_Passage given_
= = = = =

The euro hit a one month high on Monday against the yen and its best in a week versus the dollar after the central bank of the United Arab Emirates said it was considering increasing its euro denominated reserves. The bank said on Sunday it was looking to switch 10 per cent of its reserves from dollars into euros. The reserves were estimated at $23bn in December and are almost entirely in dollars.
Of course, $23 billion in reserves is chump change. The big money is the UAE is found in the various investment authorities of the various emirates, not in the central. The big central bank caches of oil dollars are found in Saudi Arabia and Russia.
But there is little doubt that a surge in dollar accumulation by dollar peggers in the Gulf provided a lot of support for the dollar - and a lot of financing for the US - in 2005.
Of course, it not entirely obvious to me that the Gulf countries can really shift massively out of dollars (a 10% shift of the emirates' $23 billion in reserves is a bit over $2 billion - not a massive shift in my book) without driving the dollar down.
And remember, they still peg to the dollar, so they would be driving their own currencies down - something that hardly makes sense in the face of record oil revenues.
Incidentally, I wonder if the UAE's role in incipient US plans to try to separate the Iranian people from the Iranian regime played some role in the Bush Administration's initial treat to veto any congressional attempt to block the DPW deal. Tis clear that the Administration views Dubai as an extremely critical ally -- the new Saudi Arabia, so to speak.
Undersecretary of State R. Nicholas Burns said in an interview that the department will also add staff in Dubai, which is part of the United Arab Emirates, as well as at other embassies in the vicinity of Iran, all assigned to watch Tehran. He called the new Dubai outpost the "21st century equivalent" of the Riga station in Latvia that monitored the Soviet Union in the 1930s when the United States had no embassy in Moscow.
And Dubai's own gameplan is rather interesting. Hasn't Dubai also long been a center for evading the various sanctions the US places on Iran?

= = = = =

[Dataset rows]

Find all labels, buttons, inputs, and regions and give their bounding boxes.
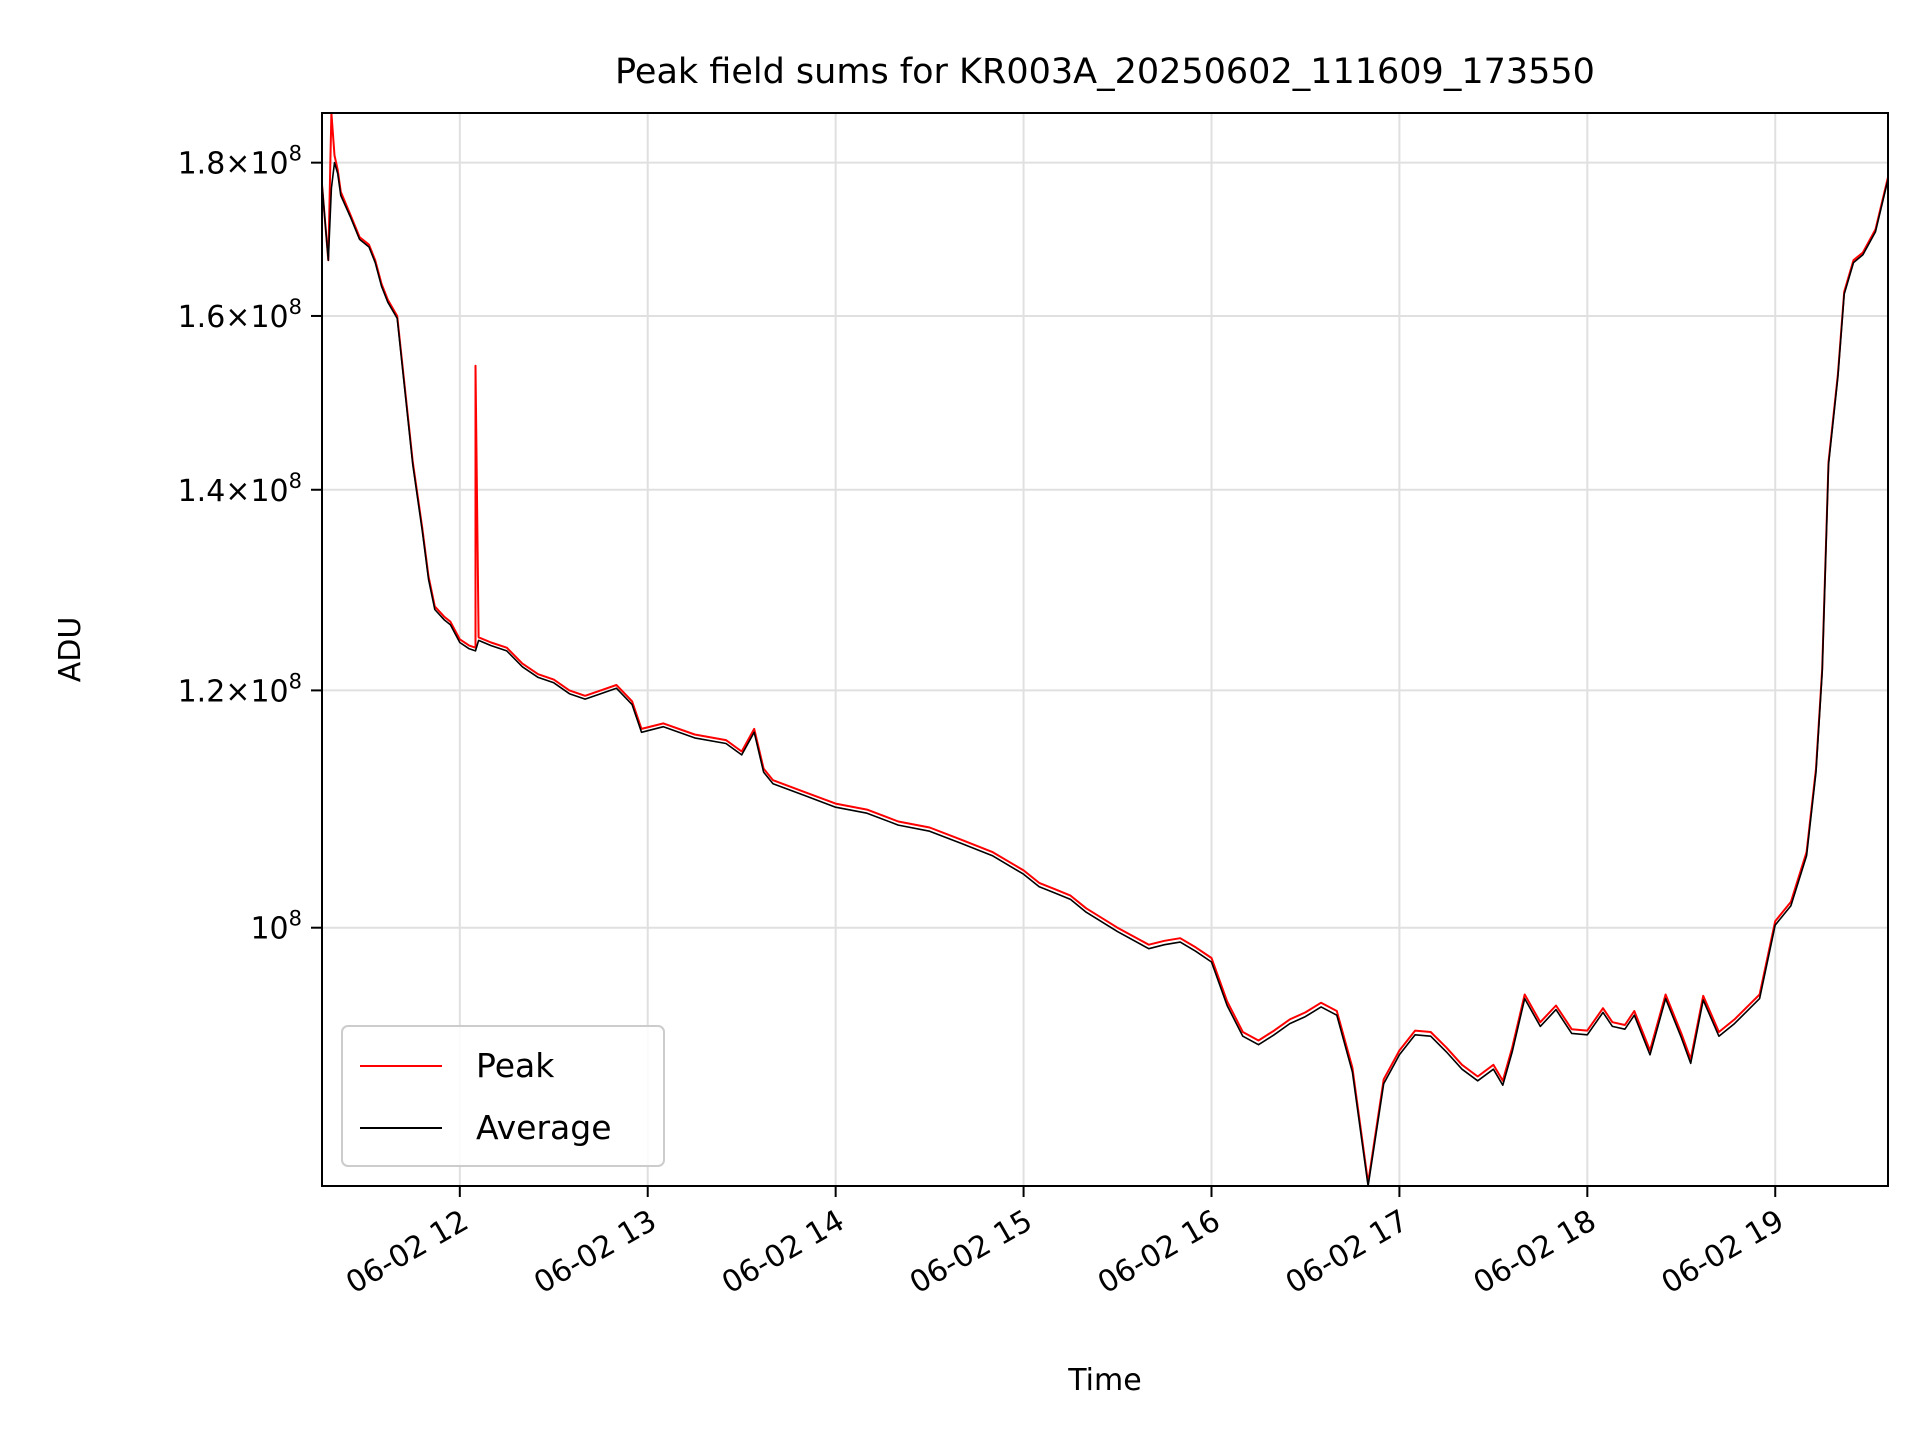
legend-label-average: Average	[476, 1108, 612, 1147]
grid	[322, 113, 1888, 1186]
legend-label-peak: Peak	[476, 1046, 555, 1085]
y-tick-label: 1.4×108	[178, 469, 302, 509]
y-tick-exponent: 8	[289, 142, 302, 166]
series-line-peak	[322, 113, 1888, 1184]
y-tick-label: 108	[250, 907, 302, 947]
y-tick-exponent: 8	[289, 907, 302, 931]
y-tick-label: 1.8×108	[178, 142, 302, 182]
series-layer	[322, 113, 1888, 1186]
legend-box	[341, 1025, 665, 1167]
y-tick-base: 10	[250, 912, 288, 947]
y-tick-label: 1.2×108	[178, 669, 302, 709]
y-tick-exponent: 8	[289, 669, 302, 693]
y-tick-label: 1.6×108	[178, 295, 302, 335]
legend: Peak Average	[341, 1025, 665, 1167]
y-tick-base: 1.8×10	[178, 147, 289, 182]
y-tick-base: 1.4×10	[178, 474, 289, 509]
x-axis-label: Time	[1067, 1363, 1141, 1398]
series-line-average	[322, 161, 1888, 1186]
y-tick-exponent: 8	[289, 469, 302, 493]
y-tick-base: 1.2×10	[178, 674, 289, 709]
y-tick-exponent: 8	[289, 295, 302, 319]
chart-title: Peak field sums for KR003A_20250602_1116…	[615, 52, 1595, 92]
y-tick-base: 1.6×10	[178, 300, 289, 335]
y-axis-label: ADU	[53, 617, 88, 683]
plot-frame	[321, 112, 1889, 1187]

= = = = =

_Problem to work on_
In the passage about the UAE central bank's reserves, what share of its reserves did the bank say it was looking to switch from dollars into euros?

_Task solution_
10 percent